Exercise description:
Find the lines containing the word "государственный" and copy every one of them.

[Data records]
---
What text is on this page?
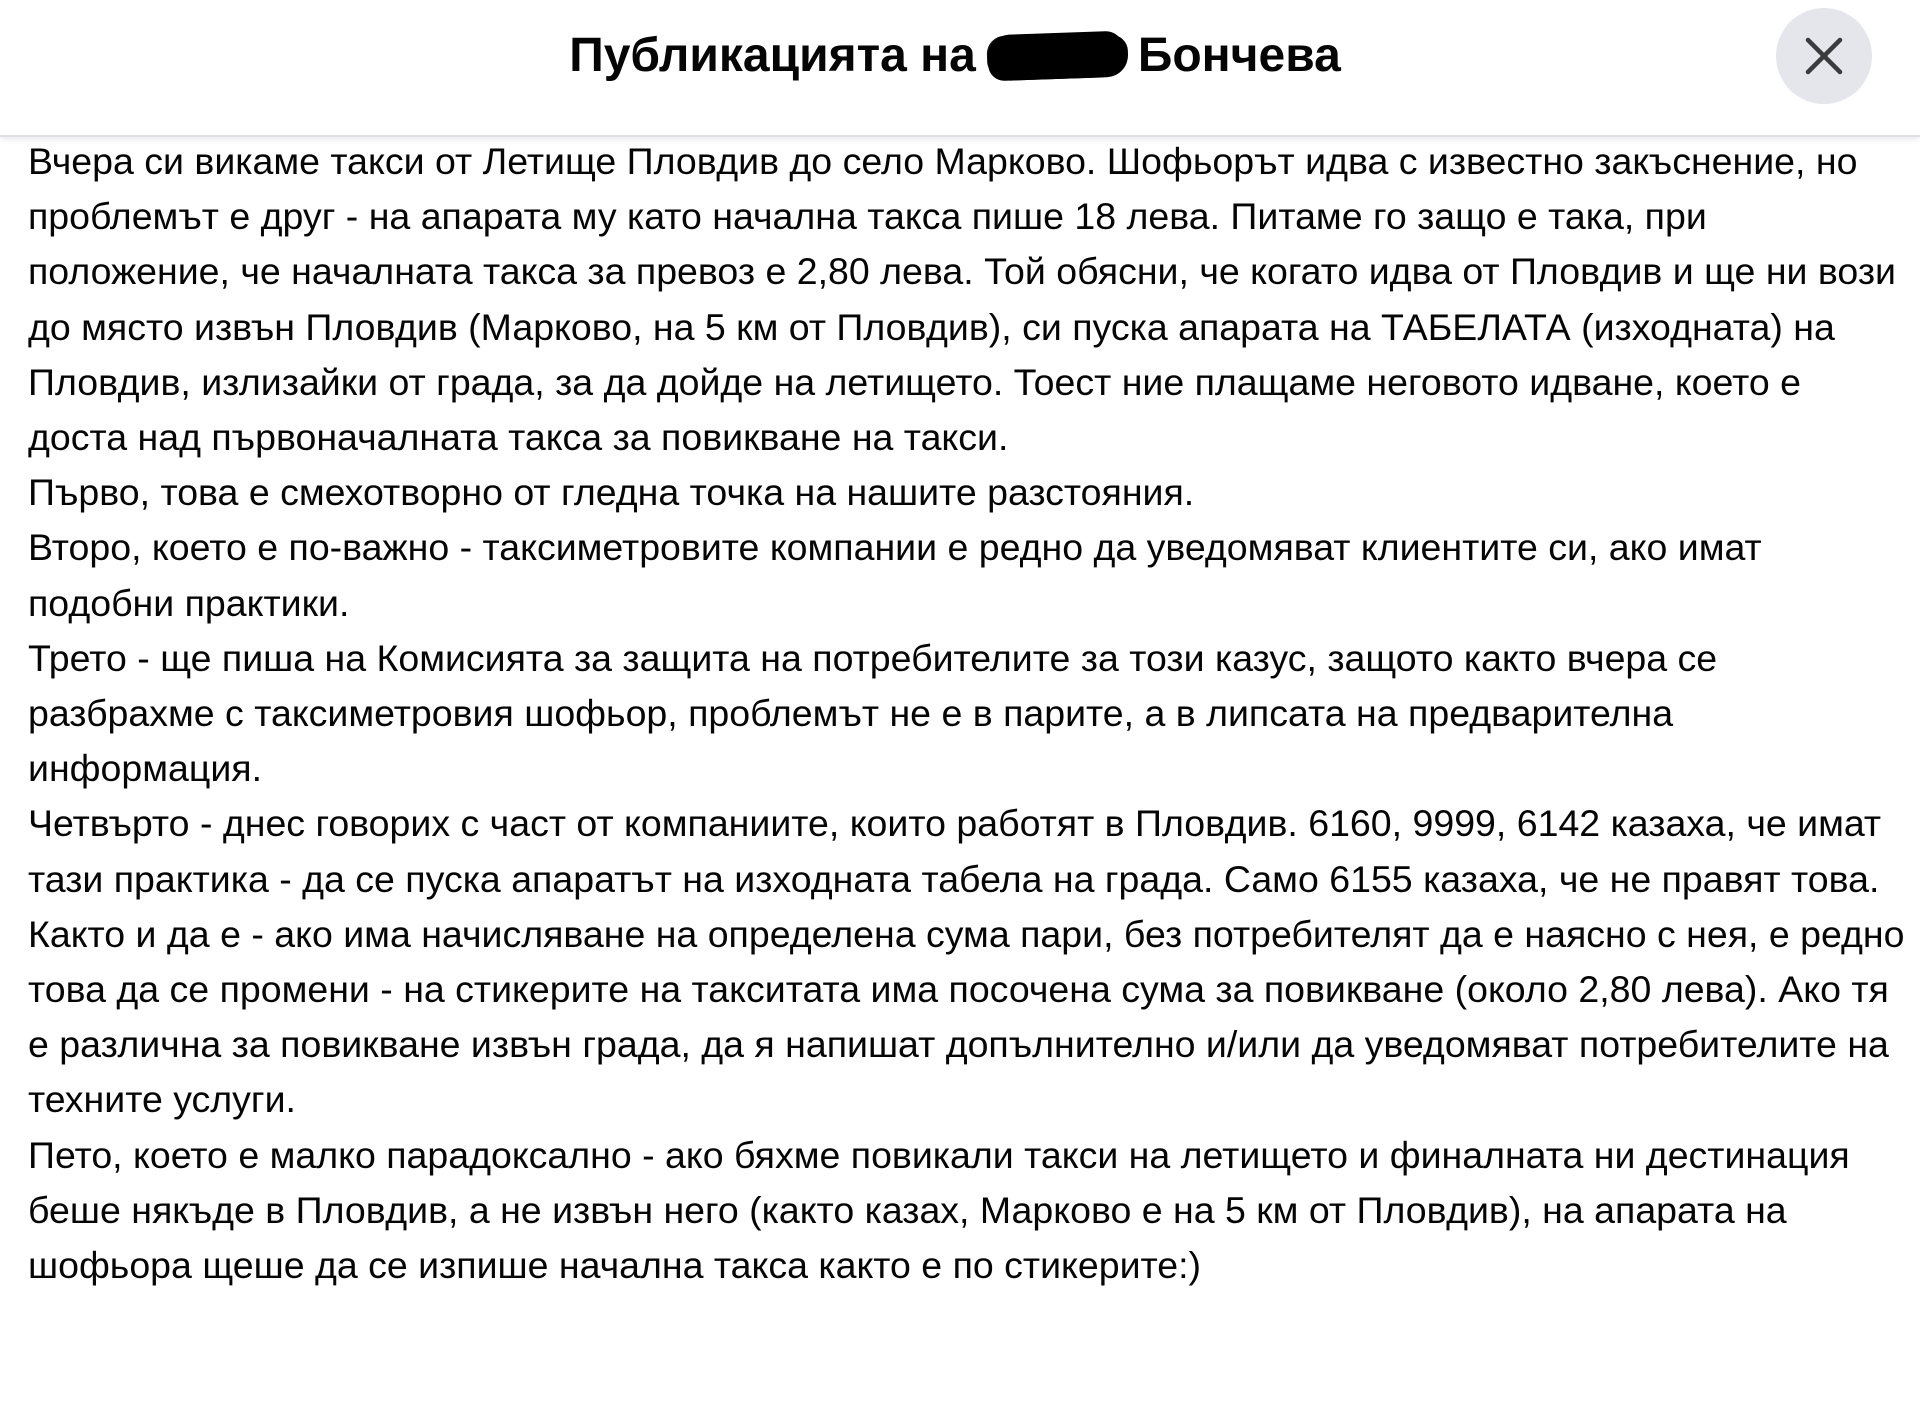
Публикацията на	Бончева

Вчера си викаме такси от Летище Пловдив до село Марково. Шофьорът идва с известно закъснение, но проблемът е друг - на апарата му като начална такса пише 18 лева. Питаме го защо е така, при положение, че началната такса за превоз е 2,80 лева. Той обясни, че когато идва от Пловдив и ще ни вози до място извън Пловдив (Марково, на 5 км от Пловдив), си пуска апарата на ТАБЕЛАТА (изходната) на Пловдив, излизайки от града, за да дойде на летището. Тоест ние плащаме неговото идване, което е доста над първоначалната такса за повикване на такси.

Първо, това е смехотворно от гледна точка на нашите разстояния.

Второ, което е по-важно - таксиметровите компании е редно да уведомяват клиентите си, ако имат подобни практики.

Трето - ще пиша на Комисията за защита на потребителите за този казус, защото както вчера се разбрахме с таксиметровия шофьор, проблемът не е в парите, а в липсата на предварителна информация.

Четвърто - днес говорих с част от компаниите, които работят в Пловдив. 6160, 9999, 6142 казаха, че имат тази практика - да се пуска апаратът на изходната табела на града. Само 6155 казаха, че не правят това.

Както и да е - ако има начисляване на определена сума пари, без потребителят да е наясно с нея, е редно това да се промени - на стикерите на такситата има посочена сума за повикване (около 2,80 лева). Ако тя е различна за повикване извън града, да я напишат допълнително и/или да уведомяват потребителите на техните услуги.

Пето, което е малко парадоксално - ако бяхме повикали такси на летището и финалната ни дестинация беше някъде в Пловдив, а не извън него (както казах, Марково е на 5 км от Пловдив), на апарата на шофьора щеше да се изпише начална такса както е по стикерите:)
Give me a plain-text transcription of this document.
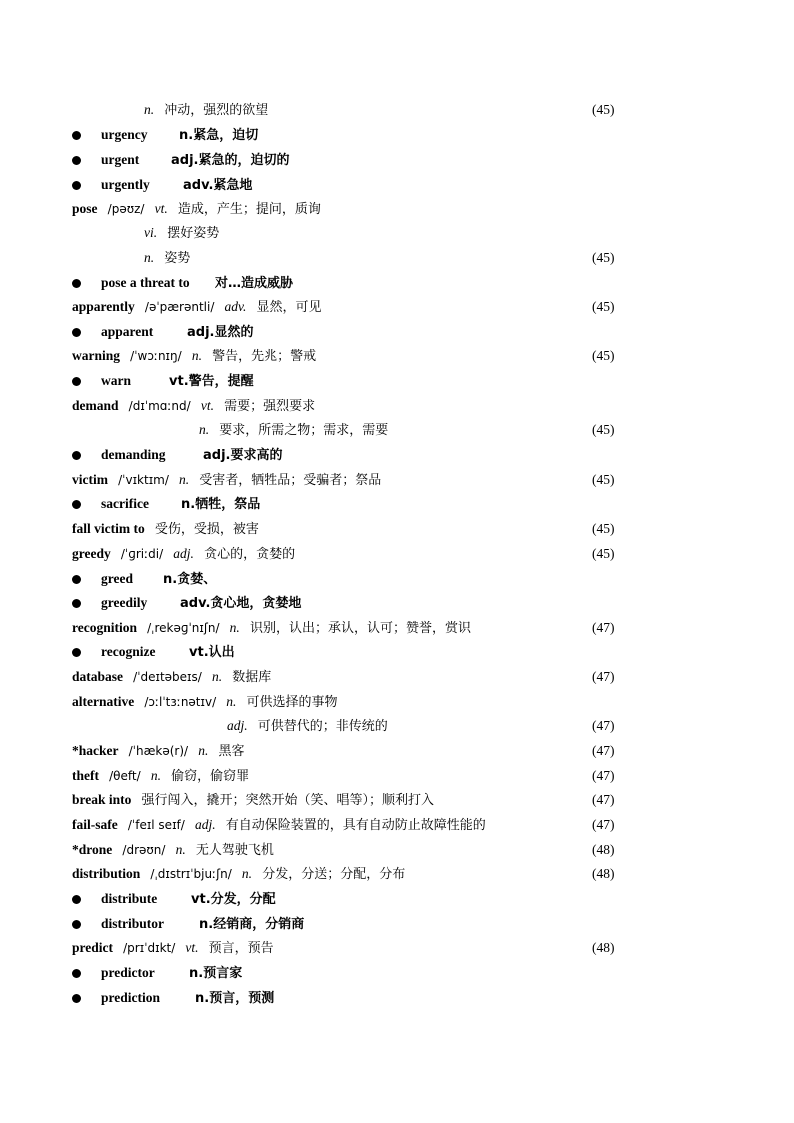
n. 冲动，强烈的欲望	(45)
urgency n.紧急，迫切
urgent adj.紧急的，迫切的
urgently	adv.紧急地
pose /pəʊz/ vt. 造成，产生；提问，质询
vi. 摆好姿势
n. 姿势	(45)
pose a threat to 对…造成威胁
apparently /əˈpærəntli/ adv. 显然，可见	(45)
apparent	adj.显然的
warning /ˈwɔːnɪŋ/ n. 警告，先兆；警戒	(45)
warn	vt.警告，提醒
demand /dɪˈmɑːnd/ vt. 需要；强烈要求
n. 要求，所需之物；需求，需要	(45)
demanding	adj.要求高的
victim /ˈvɪktɪm/ n. 受害者，牺牲品；受骗者；祭品	(45)
sacrifice n.牺牲，祭品
fall victim to 受伤，受损，被害	(45)
greedy /ˈɡriːdi/ adj. 贪心的，贪婪的	(45)
greed n.贪婪、
greedily	adv.贪心地，贪婪地
recognition /ˌrekəɡˈnɪʃn/ n. 识别，认出；承认，认可；赞誉，赏识	(47)
recognize	vt.认出
database /ˈdeɪtəbeɪs/ n. 数据库	(47)
alternative /ɔːlˈtɜːnətɪv/ n. 可供选择的事物
adj. 可供替代的；非传统的	(47)
*hacker /ˈhækə(r)/ n. 黑客	(47)
theft /θeft/ n. 偷窃，偷窃罪	(47)
break into 强行闯入，撬开；突然开始（笑、唱等）；顺利打入	(47)
fail-safe /ˈfeɪl seɪf/ adj. 有自动保险装置的，具有自动防止故障性能的	(47)
*drone /drəʊn/ n. 无人驾驶飞机	(48)
distribution /ˌdɪstrɪˈbjuːʃn/ n. 分发，分送；分配，分布	(48)
distribute	vt.分发，分配
distributor	n.经销商，分销商
predict /prɪˈdɪkt/ vt. 预言，预告	(48)
predictor	n.预言家
prediction	n.预言，预测
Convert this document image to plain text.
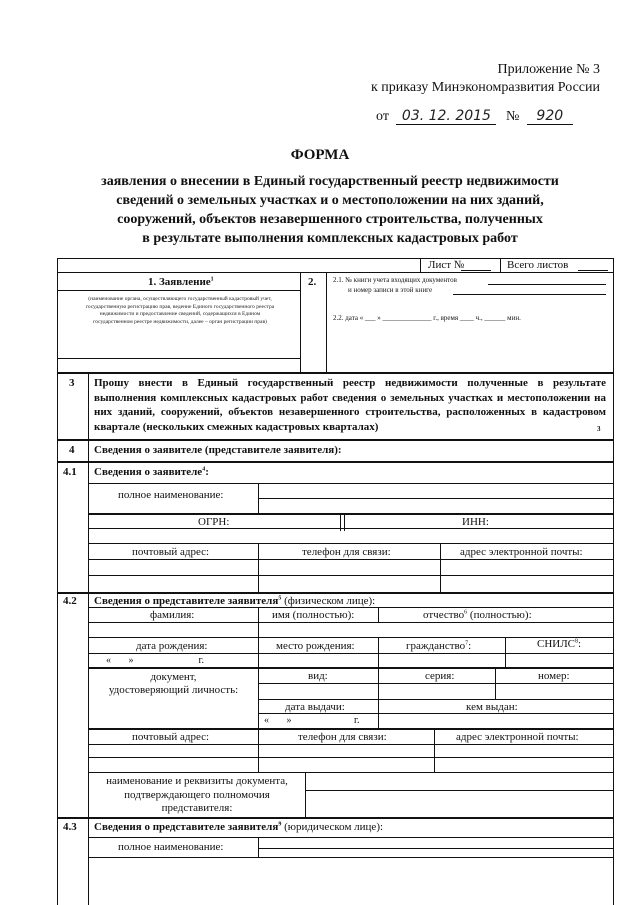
Приложение № 3
к приказу Минэкономразвития России
от 03. 12. 2015 № 920
ФОРМА
заявления о внесении в Единый государственный реестр недвижимости
сведений о земельных участках и о местоположении на них зданий,
сооружений, объектов незавершенного строительства, полученных
в результате выполнения комплексных кадастровых работ
Лист №	Всего листов
1. Заявление$^1$
(наименование органа, осуществляющего государственный кадастровый учет,
государственную регистрацию прав, ведение Единого государственного реестра
недвижимости и предоставление сведений, содержащихся в Едином
государственном реестре недвижимости, далее – орган регистрации прав)
2. 2.1. № книги учета входящих документов
и номер записи в этой книге
2.2. дата « ___ » ______________ г., время ____ ч., ______ мин.
3 Прошу внести в Единый государственный реестр недвижимости полученные в результате выполнения комплексных кадастровых работ сведения о земельных участках и местоположении на них зданий, сооружений, объектов незавершенного строительства, расположенных в кадастровом квартале (нескольких смежных кадастровых кварталах)	3
4 Сведения о заявителе (представителе заявителя):
4.1 Сведения о заявителе$^4$:
полное наименование:
ОГРН:	ИНН:
почтовый адрес:	телефон для связи:	адрес электронной почты:
4.2 Сведения о представителе заявителя$^5$ (физическом лице):
фамилия:	имя (полностью):	отчество$^6$ (полностью):
дата рождения:	место рождения:	гражданство$^7$:	СНИЛС$^8$:
«       »                          г.
документ,
удостоверяющий личность:
вид:	серия:	номер:
дата выдачи:	кем выдан:
«       »                         г.
почтовый адрес:	телефон для связи:	адрес электронной почты:
наименование и реквизиты документа,
подтверждающего полномочия
представителя:
4.3 Сведения о представителе заявителя$^9$ (юридическом лице):
полное наименование:
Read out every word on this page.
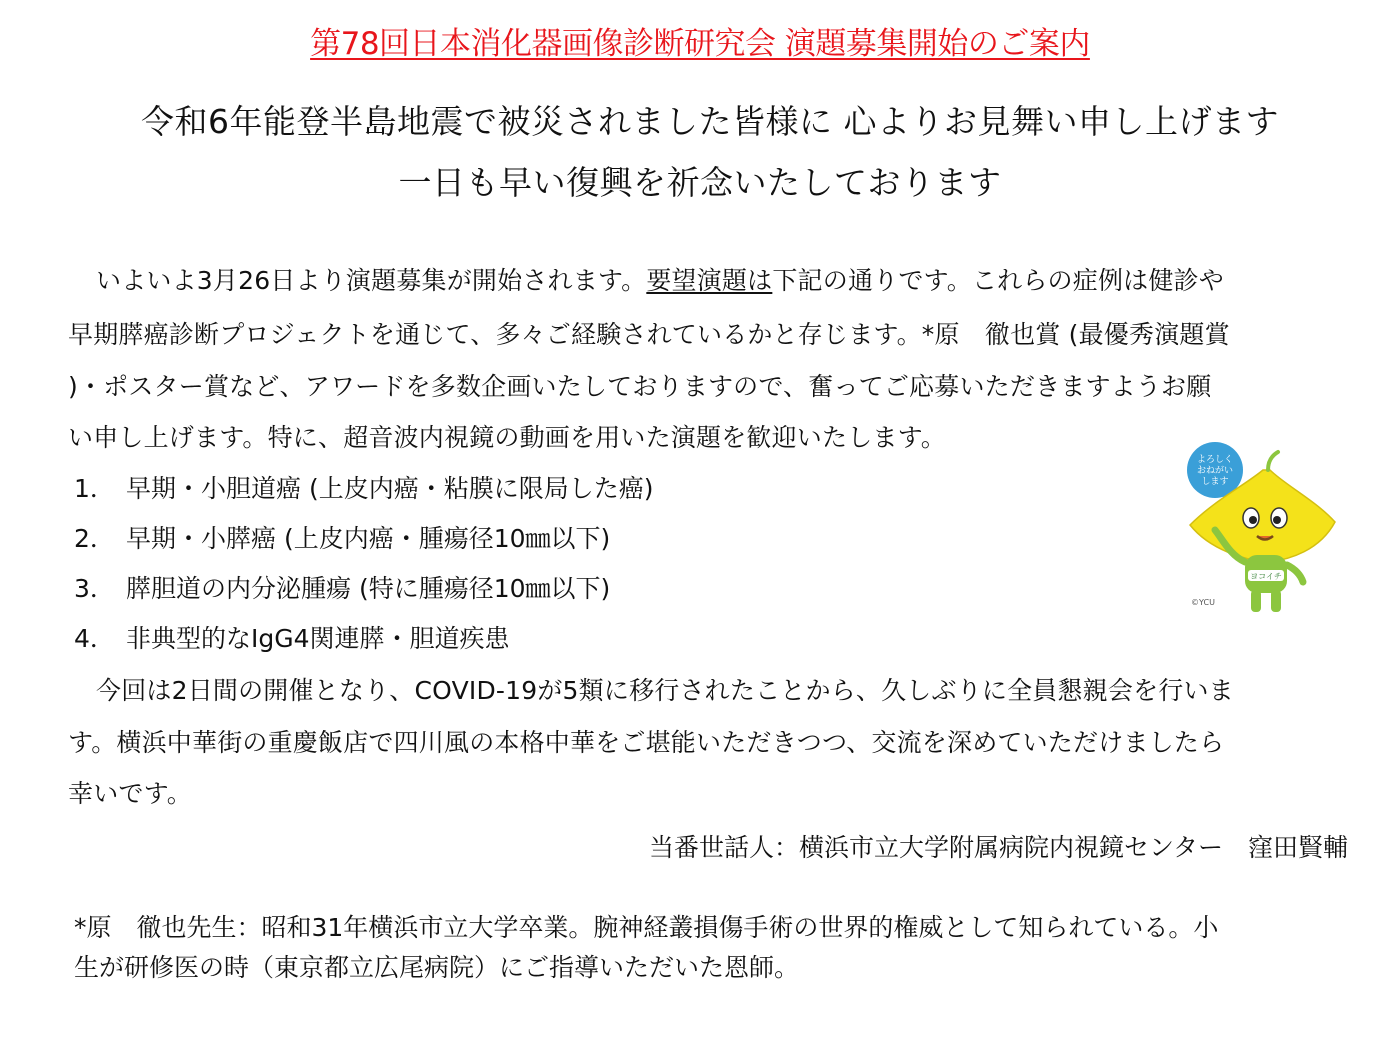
第78回日本消化器画像診断研究会 演題募集開始のご案内
令和6年能登半島地震で被災されました皆様に 心よりお見舞い申し上げます
一日も早い復興を祈念いたしております
いよいよ3月26日より演題募集が開始されます。要望演題は下記の通りです。これらの症例は健診や
早期膵癌診断プロジェクトを通じて、多々ご経験されているかと存じます。*原　徹也賞 (最優秀演題賞
)・ポスター賞など、アワードを多数企画いたしておりますので、奮ってご応募いただきますようお願
い申し上げます。特に、超音波内視鏡の動画を用いた演題を歓迎いたします。
1． 早期・小胆道癌 (上皮内癌・粘膜に限局した癌)
2． 早期・小膵癌 (上皮内癌・腫瘍径10㎜以下)
3． 膵胆道の内分泌腫瘍 (特に腫瘍径10㎜以下)
4． 非典型的なIgG4関連膵・胆道疾患
今回は2日間の開催となり、COVID-19が5類に移行されたことから、久しぶりに全員懇親会を行いま
す。横浜中華街の重慶飯店で四川風の本格中華をご堪能いただきつつ、交流を深めていただけましたら
幸いです。
当番世話人：横浜市立大学附属病院内視鏡センター　窪田賢輔
*原　徹也先生：昭和31年横浜市立大学卒業。腕神経叢損傷手術の世界的権威として知られている。小
生が研修医の時（東京都立広尾病院）にご指導いただいた恩師。
よろしく
おねがい
します
ヨコイチ
©YCU
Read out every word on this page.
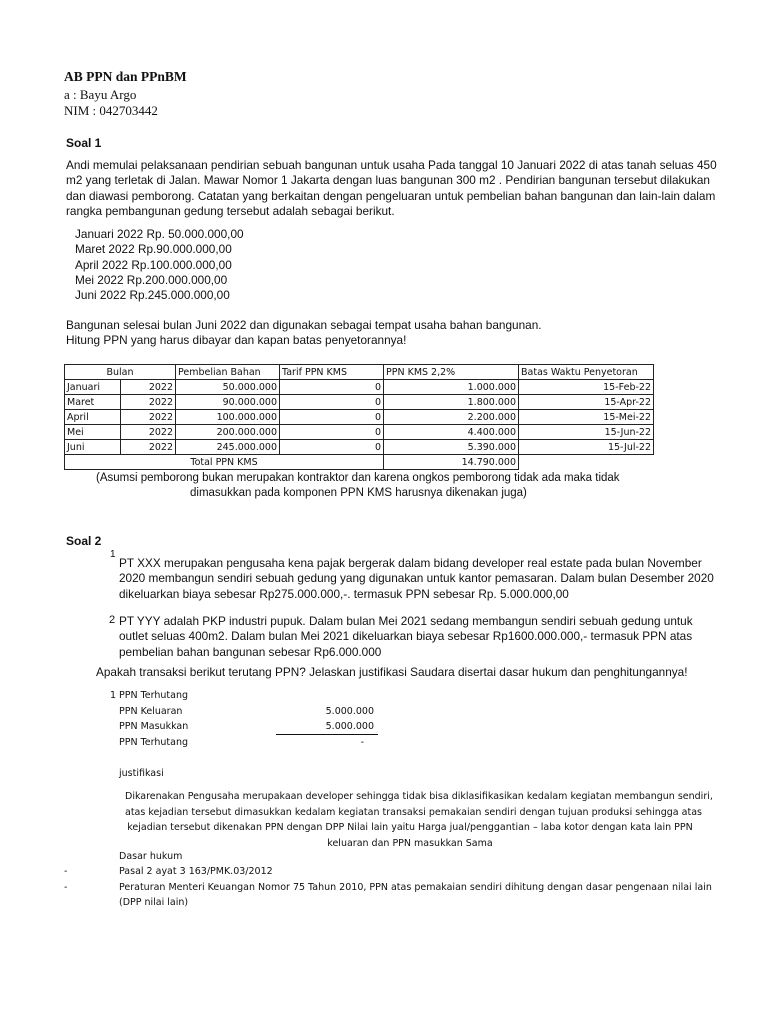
AB PPN dan PPnBM
a : Bayu Argo
NIM : 042703442
Soal 1
Andi memulai pelaksanaan pendirian sebuah bangunan untuk usaha Pada tanggal 10 Januari 2022 di atas tanah seluas 450
m2 yang terletak di Jalan. Mawar Nomor 1 Jakarta dengan luas bangunan 300 m2 . Pendirian bangunan tersebut dilakukan
dan diawasi pemborong. Catatan yang berkaitan dengan pengeluaran untuk pembelian bahan bangunan dan lain-lain dalam
rangka pembangunan gedung tersebut adalah sebagai berikut.
Januari 2022 Rp. 50.000.000,00
Maret 2022 Rp.90.000.000,00
April 2022 Rp.100.000.000,00
Mei 2022 Rp.200.000.000,00
Juni 2022 Rp.245.000.000,00
Bangunan selesai bulan Juni 2022 dan digunakan sebagai tempat usaha bahan bangunan.
Hitung PPN yang harus dibayar dan kapan batas penyetorannya!
Bulan		Pembelian Bahan	Tarif PPN KMS	PPN KMS 2,2%	Batas Waktu Penyetoran
Januari	2022	50.000.000	0	1.000.000	15-Feb-22
Maret	2022	90.000.000	0	1.800.000	15-Apr-22
April	2022	100.000.000	0	2.200.000	15-Mei-22
Mei	2022	200.000.000	0	4.400.000	15-Jun-22
Juni	2022	245.000.000	0	5.390.000	15-Jul-22
Total PPN KMS				14.790.000	
(Asumsi pemborong bukan merupakan kontraktor dan karena ongkos pemborong tidak ada maka tidak
dimasukkan pada komponen PPN KMS harusnya dikenakan juga)
Soal 2
1
PT XXX merupakan pengusaha kena pajak bergerak dalam bidang developer real estate pada bulan November
2020 membangun sendiri sebuah gedung yang digunakan untuk kantor pemasaran. Dalam bulan Desember 2020
dikeluarkan biaya sebesar Rp275.000.000,-. termasuk PPN sebesar Rp. 5.000.000,00
2 PT YYY adalah PKP industri pupuk. Dalam bulan Mei 2021 sedang membangun sendiri sebuah gedung untuk
outlet seluas 400m2. Dalam bulan Mei 2021 dikeluarkan biaya sebesar Rp1600.000.000,- termasuk PPN atas
pembelian bahan bangunan sebesar Rp6.000.000
Apakah transaksi berikut terutang PPN? Jelaskan justifikasi Saudara disertai dasar hukum dan penghitungannya!
1 PPN Terhutang
PPN Keluaran	5.000.000
PPN Masukkan	5.000.000
PPN Terhutang	-
justifikasi
Dikarenakan Pengusaha merupakaan developer sehingga tidak bisa diklasifikasikan kedalam kegiatan membangun sendiri,
atas kejadian tersebut dimasukkan kedalam kegiatan transaksi pemakaian sendiri dengan tujuan produksi sehingga atas
kejadian tersebut dikenakan PPN dengan DPP Nilai lain yaitu Harga jual/penggantian – laba kotor dengan kata lain PPN
keluaran dan PPN masukkan Sama
Dasar hukum
-	Pasal 2 ayat 3 163/PMK.03/2012
-	Peraturan Menteri Keuangan Nomor 75 Tahun 2010, PPN atas pemakaian sendiri dihitung dengan dasar pengenaan nilai lain
(DPP nilai lain)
---
The solution:
заявления о внесении в Единый государственный реестр недвижимости
(наименование органа, осуществляющего государственный кадастровый учет,
3 Прошу внести в Единый государственный реестр недвижимости полученные в результате выполнения комплексных кадастровых работ сведения о земельных участках и местоположении на них зданий, сооружений, объектов незавершенного строительства, расположенных в кадастровом квартале (нескольких смежных кадастровых кварталах)	3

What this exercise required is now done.